# Written task:
Using the entries that follow, collect the lines where the word "Green" appears.
Entries shown start
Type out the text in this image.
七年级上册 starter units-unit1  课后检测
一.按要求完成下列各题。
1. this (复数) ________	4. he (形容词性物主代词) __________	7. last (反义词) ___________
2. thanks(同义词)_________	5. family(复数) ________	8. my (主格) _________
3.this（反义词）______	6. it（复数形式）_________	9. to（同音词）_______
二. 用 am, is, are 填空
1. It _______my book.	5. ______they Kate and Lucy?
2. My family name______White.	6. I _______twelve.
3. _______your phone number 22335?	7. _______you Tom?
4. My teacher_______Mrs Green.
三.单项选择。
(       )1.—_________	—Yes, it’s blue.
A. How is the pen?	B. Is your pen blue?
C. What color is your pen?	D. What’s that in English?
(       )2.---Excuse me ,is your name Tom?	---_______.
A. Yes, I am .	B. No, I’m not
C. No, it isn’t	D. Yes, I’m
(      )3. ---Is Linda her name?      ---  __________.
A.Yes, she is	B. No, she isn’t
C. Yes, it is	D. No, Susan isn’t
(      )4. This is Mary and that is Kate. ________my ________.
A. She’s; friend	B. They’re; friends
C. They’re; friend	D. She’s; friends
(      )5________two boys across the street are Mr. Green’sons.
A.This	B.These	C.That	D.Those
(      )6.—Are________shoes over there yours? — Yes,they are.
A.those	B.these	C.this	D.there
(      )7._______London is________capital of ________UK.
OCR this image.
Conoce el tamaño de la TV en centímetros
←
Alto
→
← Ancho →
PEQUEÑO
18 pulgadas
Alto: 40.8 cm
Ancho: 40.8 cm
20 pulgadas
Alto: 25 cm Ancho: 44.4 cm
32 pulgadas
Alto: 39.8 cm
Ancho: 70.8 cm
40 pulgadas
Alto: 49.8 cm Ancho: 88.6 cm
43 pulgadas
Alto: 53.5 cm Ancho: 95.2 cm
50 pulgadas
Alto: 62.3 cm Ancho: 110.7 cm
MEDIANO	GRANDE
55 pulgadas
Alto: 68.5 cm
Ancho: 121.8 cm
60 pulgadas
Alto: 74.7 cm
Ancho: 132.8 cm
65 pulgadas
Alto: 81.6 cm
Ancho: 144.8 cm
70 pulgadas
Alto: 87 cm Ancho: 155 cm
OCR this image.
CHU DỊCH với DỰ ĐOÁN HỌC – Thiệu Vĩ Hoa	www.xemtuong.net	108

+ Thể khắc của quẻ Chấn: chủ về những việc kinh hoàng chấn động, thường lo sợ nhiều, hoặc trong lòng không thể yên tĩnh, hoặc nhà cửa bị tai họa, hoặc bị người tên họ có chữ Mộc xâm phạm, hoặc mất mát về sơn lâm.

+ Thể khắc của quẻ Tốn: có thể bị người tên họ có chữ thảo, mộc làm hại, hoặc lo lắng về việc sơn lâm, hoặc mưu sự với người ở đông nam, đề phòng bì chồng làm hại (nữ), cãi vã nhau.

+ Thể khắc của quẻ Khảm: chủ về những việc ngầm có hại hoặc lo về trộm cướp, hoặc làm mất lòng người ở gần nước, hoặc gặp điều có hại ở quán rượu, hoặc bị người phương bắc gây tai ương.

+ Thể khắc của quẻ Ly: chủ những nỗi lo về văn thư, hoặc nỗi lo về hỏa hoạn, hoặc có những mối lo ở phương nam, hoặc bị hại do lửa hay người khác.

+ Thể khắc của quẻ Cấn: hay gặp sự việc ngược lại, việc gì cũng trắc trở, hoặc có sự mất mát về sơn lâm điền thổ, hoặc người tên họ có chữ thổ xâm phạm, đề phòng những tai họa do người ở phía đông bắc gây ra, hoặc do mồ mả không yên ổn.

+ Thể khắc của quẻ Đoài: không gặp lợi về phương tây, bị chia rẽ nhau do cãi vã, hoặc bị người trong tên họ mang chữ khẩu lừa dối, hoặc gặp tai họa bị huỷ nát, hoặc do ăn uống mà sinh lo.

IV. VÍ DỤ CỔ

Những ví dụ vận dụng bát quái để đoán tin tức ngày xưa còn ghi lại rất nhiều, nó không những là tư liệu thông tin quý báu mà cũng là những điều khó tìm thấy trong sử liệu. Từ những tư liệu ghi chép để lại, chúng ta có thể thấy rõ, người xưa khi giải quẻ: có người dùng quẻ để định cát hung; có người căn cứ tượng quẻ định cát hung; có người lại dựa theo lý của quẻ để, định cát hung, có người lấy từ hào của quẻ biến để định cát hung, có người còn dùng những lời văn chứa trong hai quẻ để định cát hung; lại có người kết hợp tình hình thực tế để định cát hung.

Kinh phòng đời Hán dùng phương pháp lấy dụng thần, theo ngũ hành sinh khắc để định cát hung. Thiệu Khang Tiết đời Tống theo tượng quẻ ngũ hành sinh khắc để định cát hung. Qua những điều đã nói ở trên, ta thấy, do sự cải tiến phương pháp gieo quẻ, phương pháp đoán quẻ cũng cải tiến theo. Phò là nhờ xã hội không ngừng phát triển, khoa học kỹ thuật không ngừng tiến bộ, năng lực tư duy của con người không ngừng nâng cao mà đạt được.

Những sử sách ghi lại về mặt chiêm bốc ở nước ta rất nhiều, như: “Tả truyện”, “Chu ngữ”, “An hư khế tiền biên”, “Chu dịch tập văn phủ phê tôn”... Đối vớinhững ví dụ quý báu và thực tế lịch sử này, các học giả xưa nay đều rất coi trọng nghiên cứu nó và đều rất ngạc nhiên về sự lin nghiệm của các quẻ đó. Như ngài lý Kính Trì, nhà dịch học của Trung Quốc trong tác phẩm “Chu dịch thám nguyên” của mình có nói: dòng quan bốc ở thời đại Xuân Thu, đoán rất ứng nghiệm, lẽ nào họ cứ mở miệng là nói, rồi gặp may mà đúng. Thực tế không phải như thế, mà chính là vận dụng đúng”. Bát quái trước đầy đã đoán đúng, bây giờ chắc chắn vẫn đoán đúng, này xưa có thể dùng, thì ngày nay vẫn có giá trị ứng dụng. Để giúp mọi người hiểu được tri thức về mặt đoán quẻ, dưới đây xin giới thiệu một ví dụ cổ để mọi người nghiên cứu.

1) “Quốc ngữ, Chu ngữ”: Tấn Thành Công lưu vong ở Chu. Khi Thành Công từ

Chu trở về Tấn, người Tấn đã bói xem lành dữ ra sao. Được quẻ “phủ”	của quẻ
Entries shown end
# Exercise output:
4. My teacher_______Mrs Green.
(      )5________two boys across the street are Mr. Green’sons.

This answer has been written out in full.